> _WHAT IS EXPECTED_
Take down each entry exactly as written.

▶

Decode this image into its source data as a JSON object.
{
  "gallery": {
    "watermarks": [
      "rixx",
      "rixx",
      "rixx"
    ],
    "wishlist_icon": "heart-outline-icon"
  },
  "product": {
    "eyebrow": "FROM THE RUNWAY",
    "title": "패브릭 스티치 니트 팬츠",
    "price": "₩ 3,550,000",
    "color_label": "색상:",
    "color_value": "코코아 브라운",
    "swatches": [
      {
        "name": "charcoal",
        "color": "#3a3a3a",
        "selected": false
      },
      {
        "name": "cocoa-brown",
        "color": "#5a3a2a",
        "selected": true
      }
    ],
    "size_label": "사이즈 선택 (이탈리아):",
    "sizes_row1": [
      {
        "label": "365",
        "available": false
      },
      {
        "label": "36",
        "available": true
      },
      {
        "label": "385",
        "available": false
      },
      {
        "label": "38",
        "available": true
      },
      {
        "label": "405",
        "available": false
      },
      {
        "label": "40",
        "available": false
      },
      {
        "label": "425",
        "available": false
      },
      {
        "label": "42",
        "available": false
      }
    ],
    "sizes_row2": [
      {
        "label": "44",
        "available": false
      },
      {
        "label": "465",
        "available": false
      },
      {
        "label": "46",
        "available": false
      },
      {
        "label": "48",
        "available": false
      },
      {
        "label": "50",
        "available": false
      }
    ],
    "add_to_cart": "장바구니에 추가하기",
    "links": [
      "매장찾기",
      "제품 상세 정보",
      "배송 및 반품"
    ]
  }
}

◀

> _TASK RESULT_
Decode this image into its source data as a JSON object.
{
  "gallery": {
    "watermarks": [
      "rixx",
      "rixx",
      "rixx"
    ],
    "wishlist_icon": "heart-outline-icon"
  },
  "product": {
    "eyebrow": "FROM THE RUNWAY",
    "title": "패브릭 스티치 니트 팬츠",
    "price": "₩ 3,550,000",
    "color_label": "색상:",
    "color_value": "코코아 브라운",
    "swatches": [
      {
        "name": "charcoal",
        "color": "#3a3a3a",
        "selected": false
      },
      {
        "name": "cocoa-brown",
        "color": "#5a3a2a",
        "selected": true
      }
    ],
    "size_label": "사이즈 선택 (이탈리아):",
    "sizes_row1": [
      {
        "label": "365",
        "available": false
      },
      {
        "label": "36",
        "available": true
      },
      {
        "label": "385",
        "available": false
      },
      {
        "label": "38",
        "available": true
      },
      {
        "label": "405",
        "available": false
      },
      {
        "label": "40",
        "available": false
      },
      {
        "label": "425",
        "available": false
      },
      {
        "label": "42",
        "available": false
      }
    ],
    "sizes_row2": [
      {
        "label": "44",
        "available": false
      },
      {
        "label": "465",
        "available": false
      },
      {
        "label": "46",
        "available": false
      },
      {
        "label": "48",
        "available": false
      },
      {
        "label": "50",
        "available": false
      }
    ],
    "add_to_cart": "장바구니에 추가하기",
    "links": [
      "매장찾기",
      "제품 상세 정보",
      "배송 및 반품"
    ]
  }
}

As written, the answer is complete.